**Material for this task**
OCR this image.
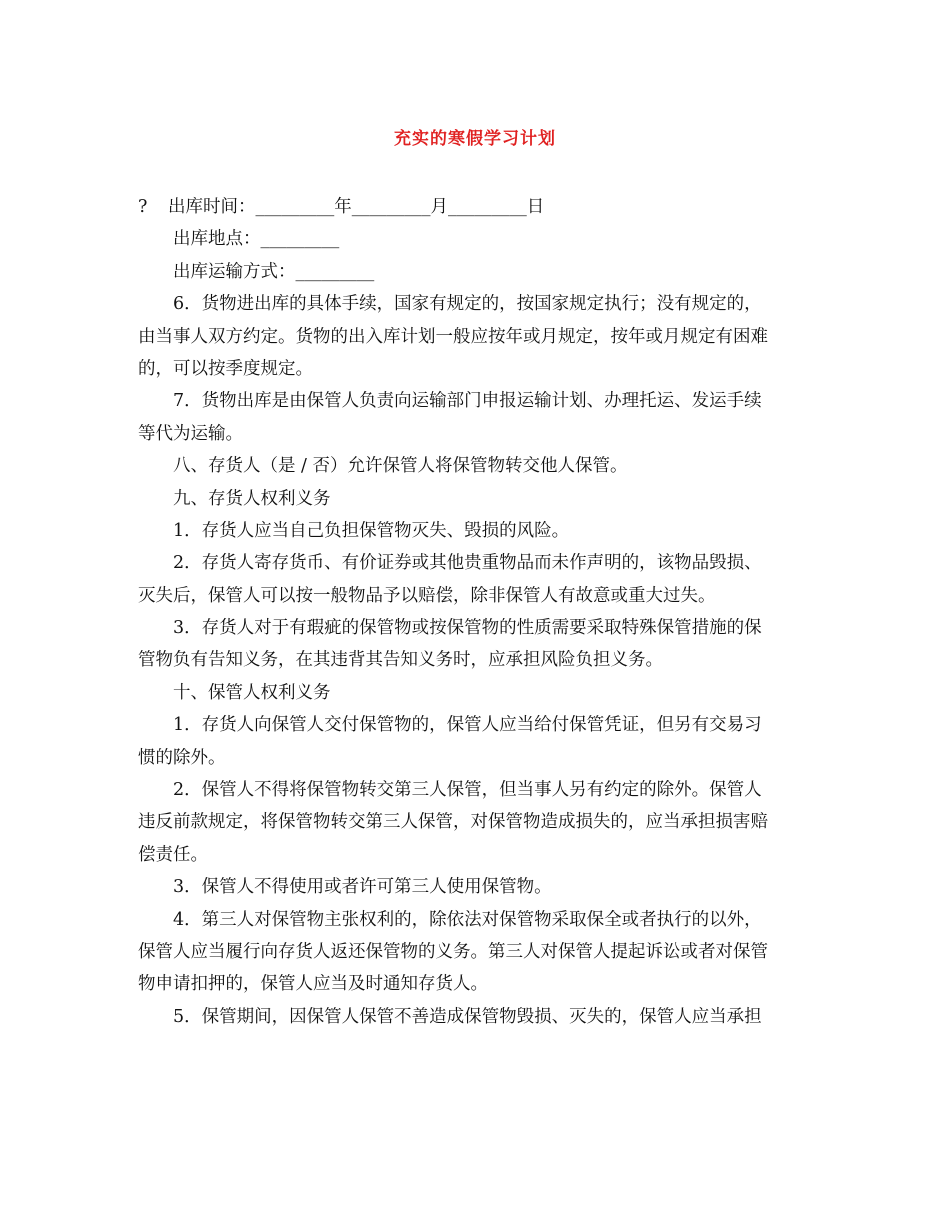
充实的寒假学习计划
? 出库时间：_________年_________月_________日
出库地点：_________
出库运输方式：_________
6．货物进出库的具体手续，国家有规定的，按国家规定执行；没有规定的，
由当事人双方约定。货物的出入库计划一般应按年或月规定，按年或月规定有困难
的，可以按季度规定。
7．货物出库是由保管人负责向运输部门申报运输计划、办理托运、发运手续
等代为运输。
八、存货人（是 / 否）允许保管人将保管物转交他人保管。
九、存货人权利义务
1．存货人应当自己负担保管物灭失、毁损的风险。
2．存货人寄存货币、有价证券或其他贵重物品而未作声明的，该物品毁损、
灭失后，保管人可以按一般物品予以赔偿，除非保管人有故意或重大过失。
3．存货人对于有瑕疵的保管物或按保管物的性质需要采取特殊保管措施的保
管物负有告知义务，在其违背其告知义务时，应承担风险负担义务。
十、保管人权利义务
1．存货人向保管人交付保管物的，保管人应当给付保管凭证，但另有交易习
惯的除外。
2．保管人不得将保管物转交第三人保管，但当事人另有约定的除外。保管人
违反前款规定，将保管物转交第三人保管，对保管物造成损失的，应当承担损害赔
偿责任。
3．保管人不得使用或者许可第三人使用保管物。
4．第三人对保管物主张权利的，除依法对保管物采取保全或者执行的以外，
保管人应当履行向存货人返还保管物的义务。第三人对保管人提起诉讼或者对保管
物申请扣押的，保管人应当及时通知存货人。
5．保管期间，因保管人保管不善造成保管物毁损、灭失的，保管人应当承担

**Written problem**
Skip every picture and transcribe the data above exactly.

**Solution to this task**
OCR this image.
充实的寒假学习计划
? 出库时间：_________年_________月_________日
出库地点：_________
出库运输方式：_________
6．货物进出库的具体手续，国家有规定的，按国家规定执行；没有规定的，
由当事人双方约定。货物的出入库计划一般应按年或月规定，按年或月规定有困难
的，可以按季度规定。
7．货物出库是由保管人负责向运输部门申报运输计划、办理托运、发运手续
等代为运输。
八、存货人（是 / 否）允许保管人将保管物转交他人保管。
九、存货人权利义务
1．存货人应当自己负担保管物灭失、毁损的风险。
2．存货人寄存货币、有价证券或其他贵重物品而未作声明的，该物品毁损、
灭失后，保管人可以按一般物品予以赔偿，除非保管人有故意或重大过失。
3．存货人对于有瑕疵的保管物或按保管物的性质需要采取特殊保管措施的保
管物负有告知义务，在其违背其告知义务时，应承担风险负担义务。
十、保管人权利义务
1．存货人向保管人交付保管物的，保管人应当给付保管凭证，但另有交易习
惯的除外。
2．保管人不得将保管物转交第三人保管，但当事人另有约定的除外。保管人
违反前款规定，将保管物转交第三人保管，对保管物造成损失的，应当承担损害赔
偿责任。
3．保管人不得使用或者许可第三人使用保管物。
4．第三人对保管物主张权利的，除依法对保管物采取保全或者执行的以外，
保管人应当履行向存货人返还保管物的义务。第三人对保管人提起诉讼或者对保管
物申请扣押的，保管人应当及时通知存货人。
5．保管期间，因保管人保管不善造成保管物毁损、灭失的，保管人应当承担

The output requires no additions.